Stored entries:
::::::::::
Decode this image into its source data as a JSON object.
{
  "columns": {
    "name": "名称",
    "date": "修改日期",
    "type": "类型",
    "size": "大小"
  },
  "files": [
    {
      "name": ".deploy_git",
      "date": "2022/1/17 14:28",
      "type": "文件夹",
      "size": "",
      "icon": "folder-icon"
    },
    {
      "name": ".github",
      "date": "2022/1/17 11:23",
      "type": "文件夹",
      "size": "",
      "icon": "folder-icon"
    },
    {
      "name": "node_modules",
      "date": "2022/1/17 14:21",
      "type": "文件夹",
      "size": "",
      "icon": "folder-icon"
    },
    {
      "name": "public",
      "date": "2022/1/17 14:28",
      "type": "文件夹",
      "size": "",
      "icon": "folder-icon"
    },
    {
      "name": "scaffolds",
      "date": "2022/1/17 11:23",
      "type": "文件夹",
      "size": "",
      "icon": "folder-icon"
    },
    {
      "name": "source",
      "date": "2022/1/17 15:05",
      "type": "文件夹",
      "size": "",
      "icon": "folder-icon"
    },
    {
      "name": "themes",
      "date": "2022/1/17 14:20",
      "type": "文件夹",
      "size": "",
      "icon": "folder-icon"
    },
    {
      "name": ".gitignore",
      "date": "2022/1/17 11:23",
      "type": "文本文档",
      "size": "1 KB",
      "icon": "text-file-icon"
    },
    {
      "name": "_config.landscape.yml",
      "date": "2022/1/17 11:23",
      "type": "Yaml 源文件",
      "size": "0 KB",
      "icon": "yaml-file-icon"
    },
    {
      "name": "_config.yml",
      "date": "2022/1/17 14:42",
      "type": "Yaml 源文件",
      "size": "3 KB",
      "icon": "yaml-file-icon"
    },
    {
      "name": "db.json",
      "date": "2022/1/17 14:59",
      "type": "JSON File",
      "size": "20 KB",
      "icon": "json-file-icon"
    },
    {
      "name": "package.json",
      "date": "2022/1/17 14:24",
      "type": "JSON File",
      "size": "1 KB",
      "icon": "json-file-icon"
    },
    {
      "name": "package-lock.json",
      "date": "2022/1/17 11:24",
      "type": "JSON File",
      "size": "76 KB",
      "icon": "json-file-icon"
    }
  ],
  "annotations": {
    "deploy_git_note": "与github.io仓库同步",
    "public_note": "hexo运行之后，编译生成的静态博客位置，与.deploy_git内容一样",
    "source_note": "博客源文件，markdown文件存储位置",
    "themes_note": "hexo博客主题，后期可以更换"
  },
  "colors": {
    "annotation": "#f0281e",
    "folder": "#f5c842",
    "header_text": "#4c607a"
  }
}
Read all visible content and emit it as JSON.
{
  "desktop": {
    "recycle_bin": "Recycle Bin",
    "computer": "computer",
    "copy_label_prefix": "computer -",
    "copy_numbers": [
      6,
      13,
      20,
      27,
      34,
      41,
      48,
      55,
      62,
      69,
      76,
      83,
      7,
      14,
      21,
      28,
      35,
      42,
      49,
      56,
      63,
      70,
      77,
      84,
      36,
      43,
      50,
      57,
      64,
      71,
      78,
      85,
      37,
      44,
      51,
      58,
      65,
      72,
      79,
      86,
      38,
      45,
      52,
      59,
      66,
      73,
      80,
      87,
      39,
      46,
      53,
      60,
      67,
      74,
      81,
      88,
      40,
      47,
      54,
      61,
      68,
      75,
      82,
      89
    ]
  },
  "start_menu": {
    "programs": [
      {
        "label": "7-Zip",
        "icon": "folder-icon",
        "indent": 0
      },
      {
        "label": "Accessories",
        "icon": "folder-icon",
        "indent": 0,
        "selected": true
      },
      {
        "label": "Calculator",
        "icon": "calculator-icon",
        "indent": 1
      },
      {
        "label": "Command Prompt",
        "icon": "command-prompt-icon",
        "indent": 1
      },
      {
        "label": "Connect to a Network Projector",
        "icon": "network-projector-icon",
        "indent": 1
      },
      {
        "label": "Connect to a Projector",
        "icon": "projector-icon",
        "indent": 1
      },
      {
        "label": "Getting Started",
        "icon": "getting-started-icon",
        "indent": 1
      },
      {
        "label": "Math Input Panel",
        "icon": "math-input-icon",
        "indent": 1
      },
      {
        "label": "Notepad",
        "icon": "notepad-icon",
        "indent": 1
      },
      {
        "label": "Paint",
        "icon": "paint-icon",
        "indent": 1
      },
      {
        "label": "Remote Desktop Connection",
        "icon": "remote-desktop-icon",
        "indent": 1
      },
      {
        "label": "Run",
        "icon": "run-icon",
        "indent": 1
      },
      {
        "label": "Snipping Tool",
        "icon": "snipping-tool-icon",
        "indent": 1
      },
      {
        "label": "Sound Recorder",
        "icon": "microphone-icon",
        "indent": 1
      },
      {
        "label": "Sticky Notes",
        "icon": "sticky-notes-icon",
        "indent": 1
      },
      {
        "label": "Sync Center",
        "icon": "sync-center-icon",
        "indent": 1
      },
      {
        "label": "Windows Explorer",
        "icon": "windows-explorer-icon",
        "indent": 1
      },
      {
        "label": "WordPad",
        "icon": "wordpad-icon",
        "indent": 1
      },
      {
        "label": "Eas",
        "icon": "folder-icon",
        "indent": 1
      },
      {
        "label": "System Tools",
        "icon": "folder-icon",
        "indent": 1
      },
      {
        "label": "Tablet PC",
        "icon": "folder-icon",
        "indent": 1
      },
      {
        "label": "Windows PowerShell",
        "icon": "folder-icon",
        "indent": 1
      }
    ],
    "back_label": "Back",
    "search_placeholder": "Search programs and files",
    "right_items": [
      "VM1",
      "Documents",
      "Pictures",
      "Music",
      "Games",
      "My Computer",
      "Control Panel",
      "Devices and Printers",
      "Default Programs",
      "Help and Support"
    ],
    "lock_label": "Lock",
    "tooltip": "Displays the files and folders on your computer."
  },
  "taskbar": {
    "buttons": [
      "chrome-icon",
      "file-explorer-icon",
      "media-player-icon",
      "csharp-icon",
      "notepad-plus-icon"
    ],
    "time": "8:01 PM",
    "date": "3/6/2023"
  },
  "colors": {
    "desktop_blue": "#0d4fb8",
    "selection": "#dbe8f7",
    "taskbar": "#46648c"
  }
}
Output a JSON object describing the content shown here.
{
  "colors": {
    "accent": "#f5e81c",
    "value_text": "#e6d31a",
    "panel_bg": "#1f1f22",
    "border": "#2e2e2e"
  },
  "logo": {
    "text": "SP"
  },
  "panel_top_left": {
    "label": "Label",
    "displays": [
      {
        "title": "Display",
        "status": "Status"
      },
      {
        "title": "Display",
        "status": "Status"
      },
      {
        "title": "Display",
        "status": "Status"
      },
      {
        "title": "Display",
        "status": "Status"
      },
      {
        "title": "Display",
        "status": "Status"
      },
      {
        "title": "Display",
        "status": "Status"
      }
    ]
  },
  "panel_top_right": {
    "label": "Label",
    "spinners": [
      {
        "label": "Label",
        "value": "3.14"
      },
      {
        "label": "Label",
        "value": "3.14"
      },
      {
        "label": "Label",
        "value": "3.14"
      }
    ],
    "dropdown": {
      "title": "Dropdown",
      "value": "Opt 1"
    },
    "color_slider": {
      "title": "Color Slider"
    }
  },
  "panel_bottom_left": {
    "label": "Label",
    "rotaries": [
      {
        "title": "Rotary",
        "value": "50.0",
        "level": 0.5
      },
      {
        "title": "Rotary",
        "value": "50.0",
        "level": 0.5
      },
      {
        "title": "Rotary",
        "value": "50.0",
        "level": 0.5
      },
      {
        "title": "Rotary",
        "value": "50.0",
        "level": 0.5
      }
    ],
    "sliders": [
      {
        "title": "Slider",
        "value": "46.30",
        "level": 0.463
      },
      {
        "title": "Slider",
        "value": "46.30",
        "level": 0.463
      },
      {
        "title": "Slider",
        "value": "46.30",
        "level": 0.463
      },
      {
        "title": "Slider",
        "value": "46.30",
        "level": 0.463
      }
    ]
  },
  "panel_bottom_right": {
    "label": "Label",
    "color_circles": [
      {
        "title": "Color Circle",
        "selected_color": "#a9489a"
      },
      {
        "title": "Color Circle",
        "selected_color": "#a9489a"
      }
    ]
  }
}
::::::::::
# [Work to do]
From the listing above, pick out each line where the word "package" appears.

# [Response for this exercise]
      "name": "package.json",
      "name": "package-lock.json",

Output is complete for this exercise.